§ **Problem statement**:
Each line of the material below that holds the word "Suard" needs to be copied.

── Input

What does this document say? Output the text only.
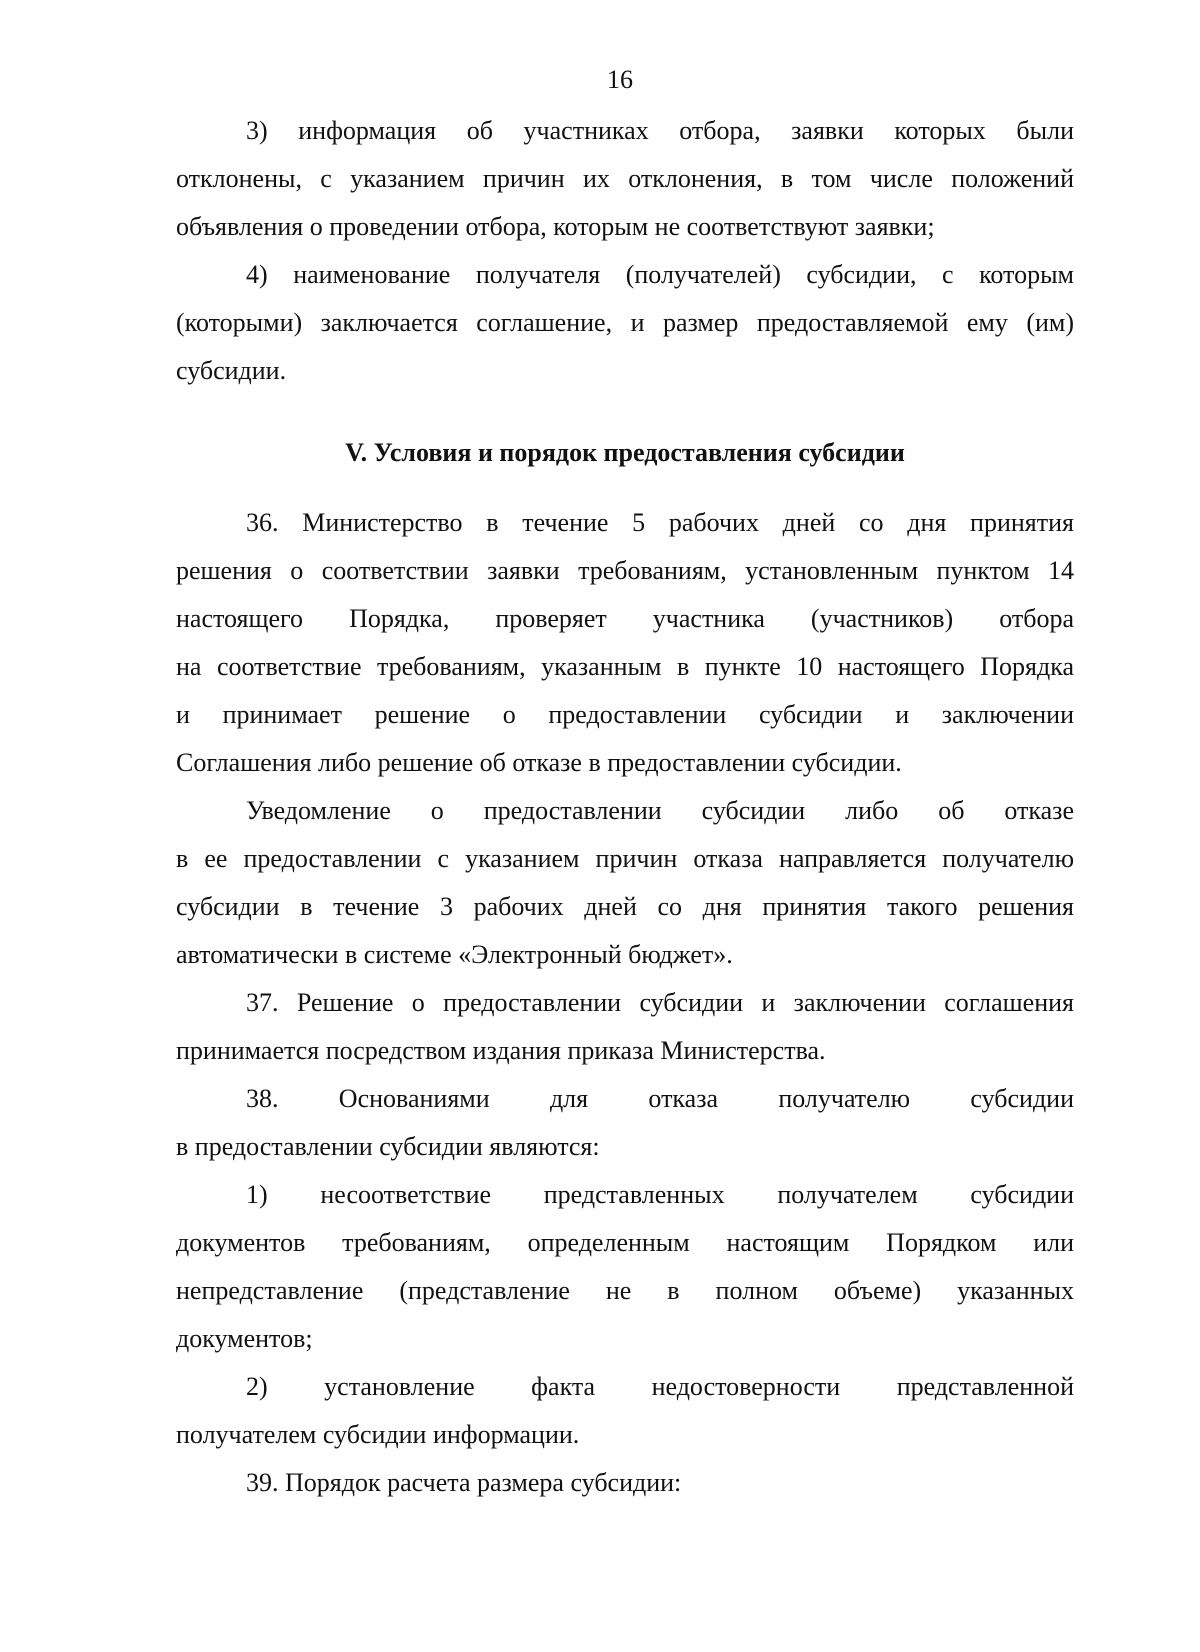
16
3) информация об участниках отбора, заявки которых были
отклонены, с указанием причин их отклонения, в том числе положений
объявления о проведении отбора, которым не соответствуют заявки;
4) наименование получателя (получателей) субсидии, с которым
(которыми) заключается соглашение, и размер предоставляемой ему (им)
субсидии.
V. Условия и порядок предоставления субсидии
36. Министерство в течение 5 рабочих дней со дня принятия
решения о соответствии заявки требованиям, установленным пунктом 14
настоящего Порядка, проверяет участника (участников) отбора
на соответствие требованиям, указанным в пункте 10 настоящего Порядка
и принимает решение о предоставлении субсидии и заключении
Соглашения либо решение об отказе в предоставлении субсидии.
Уведомление о предоставлении субсидии либо об отказе
в ее предоставлении с указанием причин отказа направляется получателю
субсидии в течение 3 рабочих дней со дня принятия такого решения
автоматически в системе «Электронный бюджет».
37. Решение о предоставлении субсидии и заключении соглашения
принимается посредством издания приказа Министерства.
38. Основаниями для отказа получателю субсидии
в предоставлении субсидии являются:
1) несоответствие представленных получателем субсидии
документов требованиям, определенным настоящим Порядком или
непредставление (представление не в полном объеме) указанных
документов;
2) установление факта недостоверности представленной
получателем субсидии информации.
39. Порядок расчета размера субсидии:
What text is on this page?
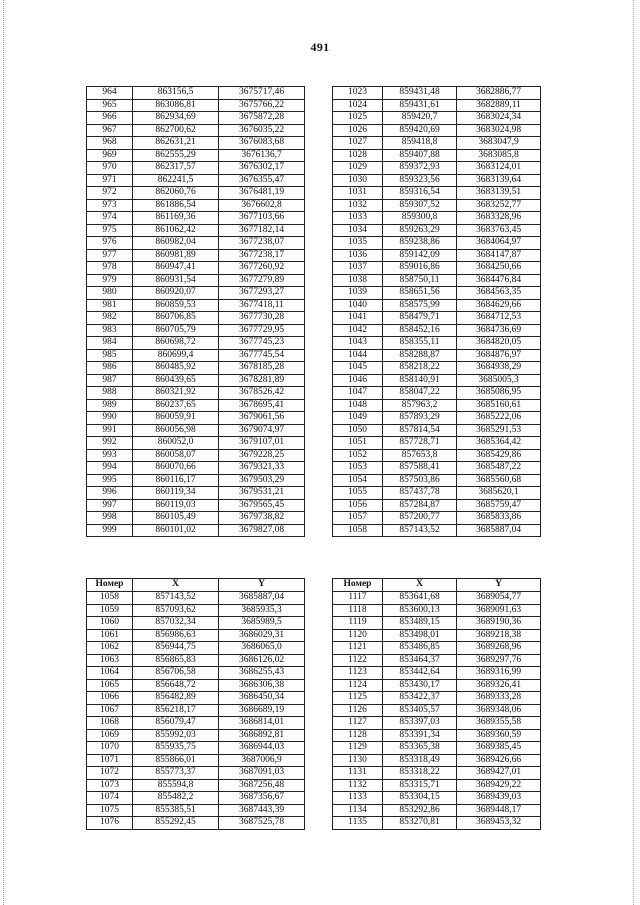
491
964	863156,5	3675717,46
965	863086,81	3675766,22
966	862934,69	3675872,28
967	862700,62	3676035,22
968	862631,21	3676083,68
969	862555,29	3676136,7
970	862317,57	3676302,17
971	862241,5	3676355,47
972	862060,76	3676481,19
973	861886,54	3676602,8
974	861169,36	3677103,66
975	861062,42	3677182,14
976	860982,04	3677238,07
977	860981,89	3677238,17
978	860947,41	3677260,92
979	860931,54	3677279,89
980	860920,07	3677293,27
981	860859,53	3677418,11
982	860706,85	3677730,28
983	860705,79	3677729,95
984	860698,72	3677745,23
985	860699,4	3677745,54
986	860485,92	3678185,28
987	860439,65	3678281,89
988	860321,92	3678526,42
989	860237,65	3678695,41
990	860059,91	3679061,56
991	860056,98	3679074,97
992	860052,0	3679107,01
993	860058,07	3679228,25
994	860070,66	3679321,33
995	860116,17	3679503,29
996	860119,34	3679531,21
997	860119,03	3679565,45
998	860105,49	3679738,82
999	860101,02	3679827,08
1023	859431,48	3682886,77
1024	859431,61	3682889,11
1025	859420,7	3683024,34
1026	859420,69	3683024,98
1027	859418,8	3683047,9
1028	859407,88	3683085,8
1029	859372,93	3683124,01
1030	859323,56	3683139,64
1031	859316,54	3683139,51
1032	859307,52	3683252,77
1033	859300,8	3683328,96
1034	859263,29	3683763,45
1035	859238,86	3684064,97
1036	859142,09	3684147,87
1037	859016,86	3684250,66
1038	858750,11	3684476,84
1039	858651,56	3684563,35
1040	858575,99	3684629,66
1041	858479,71	3684712,53
1042	858452,16	3684736,69
1043	858355,11	3684820,05
1044	858288,87	3684876,97
1045	858218,22	3684938,29
1046	858140,91	3685005,3
1047	858047,22	3685086,95
1048	857963,2	3685160,61
1049	857893,29	3685222,06
1050	857814,54	3685291,53
1051	857728,71	3685364,42
1052	857653,8	3685429,86
1053	857588,41	3685487,22
1054	857503,86	3685560,68
1055	857437,78	3685620,1
1056	857284,87	3685759,47
1057	857200,77	3685833,86
1058	857143,52	3685887,04
Номер	X	Y
1058	857143,52	3685887,04
1059	857093,62	3685935,3
1060	857032,34	3685989,5
1061	856986,63	3686029,31
1062	856944,75	3686065,0
1063	856865,83	3686126,02
1064	856706,58	3686255,43
1065	856648,72	3686306,38
1066	856482,89	3686450,34
1067	856218,17	3686689,19
1068	856079,47	3686814,01
1069	855992,03	3686892,81
1070	855935,75	3686944,03
1071	855866,01	3687006,9
1072	855773,37	3687091,03
1073	855594,8	3687256,48
1074	855482,2	3687356,67
1075	855385,51	3687443,39
1076	855292,45	3687525,78
Номер	X	Y
1117	853641,68	3689054,77
1118	853600,13	3689091,63
1119	853489,15	3689190,36
1120	853498,01	3689218,38
1121	853486,85	3689268,96
1122	853464,37	3689297,76
1123	853442,64	3689316,99
1124	853430,17	3689326,41
1125	853422,37	3689333,28
1126	853405,57	3689348,06
1127	853397,03	3689355,58
1128	853391,34	3689360,59
1129	853365,38	3689385,45
1130	853318,49	3689426,66
1131	853318,22	3689427,01
1132	853315,71	3689429,22
1133	853304,15	3689439,03
1134	853292,86	3689448,17
1135	853270,81	3689453,32
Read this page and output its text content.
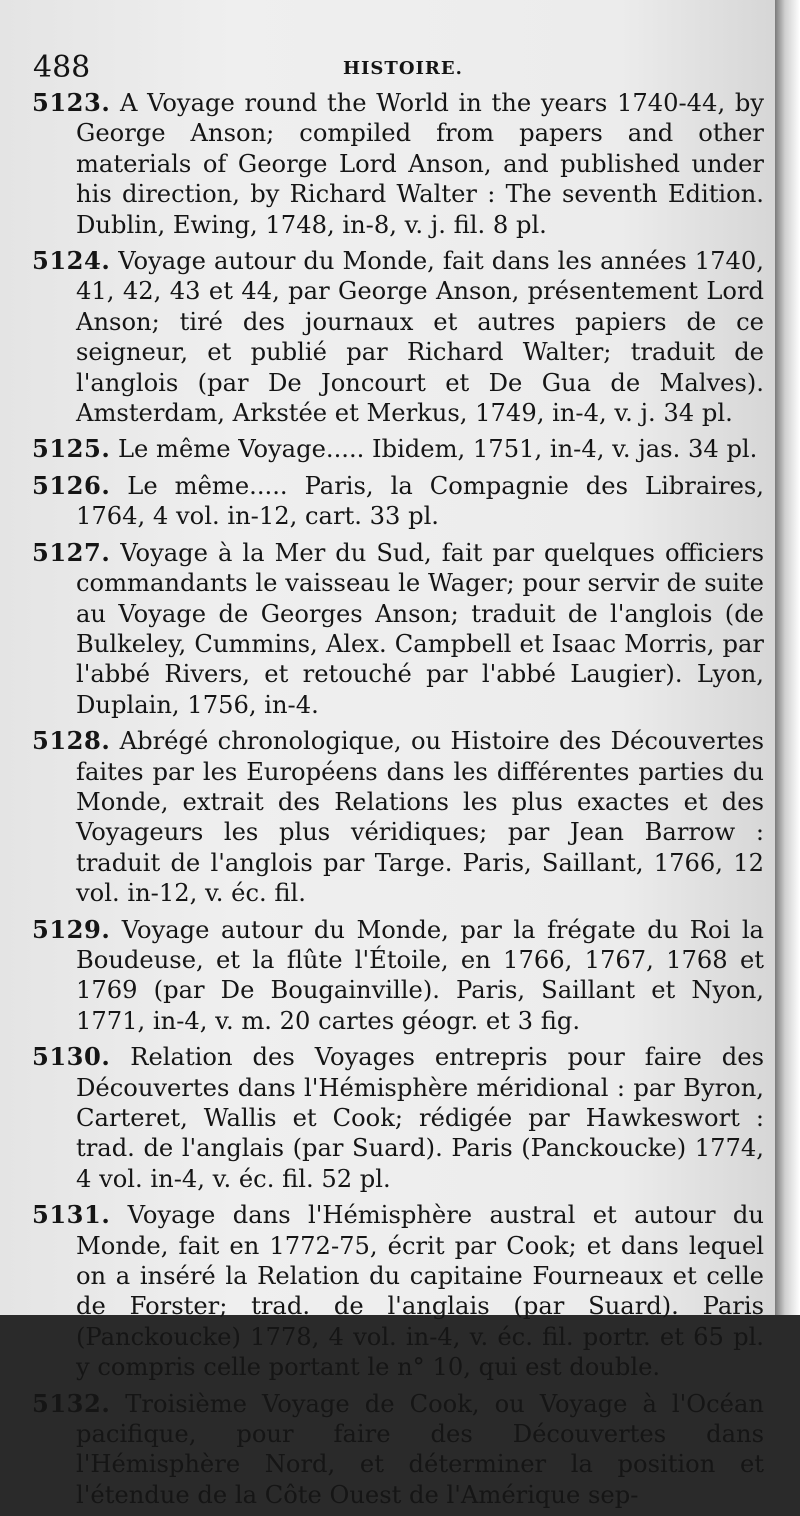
488	HISTOIRE.

5123. A Voyage round the World in the years 1740-44, by George Anson; compiled from papers and other materials of George Lord Anson, and published under his direction, by Richard Walter : The seventh Edition. Dublin, Ewing, 1748, in-8, v. j. fil. 8 pl.

5124. Voyage autour du Monde, fait dans les années 1740, 41, 42, 43 et 44, par George Anson, présentement Lord Anson; tiré des journaux et autres papiers de ce seigneur, et publié par Richard Walter; traduit de l'anglois (par De Joncourt et De Gua de Malves). Amsterdam, Arkstée et Merkus, 1749, in-4, v. j. 34 pl.

5125. Le même Voyage..... Ibidem, 1751, in-4, v. jas. 34 pl.

5126. Le même..... Paris, la Compagnie des Libraires, 1764, 4 vol. in-12, cart. 33 pl.

5127. Voyage à la Mer du Sud, fait par quelques officiers commandants le vaisseau le Wager; pour servir de suite au Voyage de Georges Anson; traduit de l'anglois (de Bulkeley, Cummins, Alex. Campbell et Isaac Morris, par l'abbé Rivers, et retouché par l'abbé Laugier). Lyon, Duplain, 1756, in-4.

5128. Abrégé chronologique, ou Histoire des Découvertes faites par les Européens dans les différentes parties du Monde, extrait des Relations les plus exactes et des Voyageurs les plus véridiques; par Jean Barrow : traduit de l'anglois par Targe. Paris, Saillant, 1766, 12 vol. in-12, v. éc. fil.

5129. Voyage autour du Monde, par la frégate du Roi la Boudeuse, et la flûte l'Étoile, en 1766, 1767, 1768 et 1769 (par De Bougainville). Paris, Saillant et Nyon, 1771, in-4, v. m. 20 cartes géogr. et 3 fig.

5130. Relation des Voyages entrepris pour faire des Découvertes dans l'Hémisphère méridional : par Byron, Carteret, Wallis et Cook; rédigée par Hawkeswort : trad. de l'anglais (par Suard). Paris (Panckoucke) 1774, 4 vol. in-4, v. éc. fil. 52 pl.

5131. Voyage dans l'Hémisphère austral et autour du Monde, fait en 1772-75, écrit par Cook; et dans lequel on a inséré la Relation du capitaine Fourneaux et celle de Forster; trad. de l'anglais (par Suard). Paris (Panckoucke) 1778, 4 vol. in-4, v. éc. fil. portr. et 65 pl. y compris celle portant le n° 10, qui est double.

5132. Troisième Voyage de Cook, ou Voyage à l'Océan pacifique, pour faire des Découvertes dans l'Hémisphère Nord, et déterminer la position et l'étendue de la Côte Ouest de l'Amérique sep-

────

§ **Response below**:
5130. Relation des Voyages entrepris pour faire des Découvertes dans l'Hémisphère méridional : par Byron, Carteret, Wallis et Cook; rédigée par Hawkeswort : trad. de l'anglais (par Suard). Paris (Panckoucke) 1774, 4 vol. in-4, v. éc. fil. 52 pl.
5131. Voyage dans l'Hémisphère austral et autour du Monde, fait en 1772-75, écrit par Cook; et dans lequel on a inséré la Relation du capitaine Fourneaux et celle de Forster; trad. de l'anglais (par Suard). Paris (Panckoucke) 1778, 4 vol. in-4, v. éc. fil. portr. et 65 pl. y compris celle portant le n° 10, qui est double.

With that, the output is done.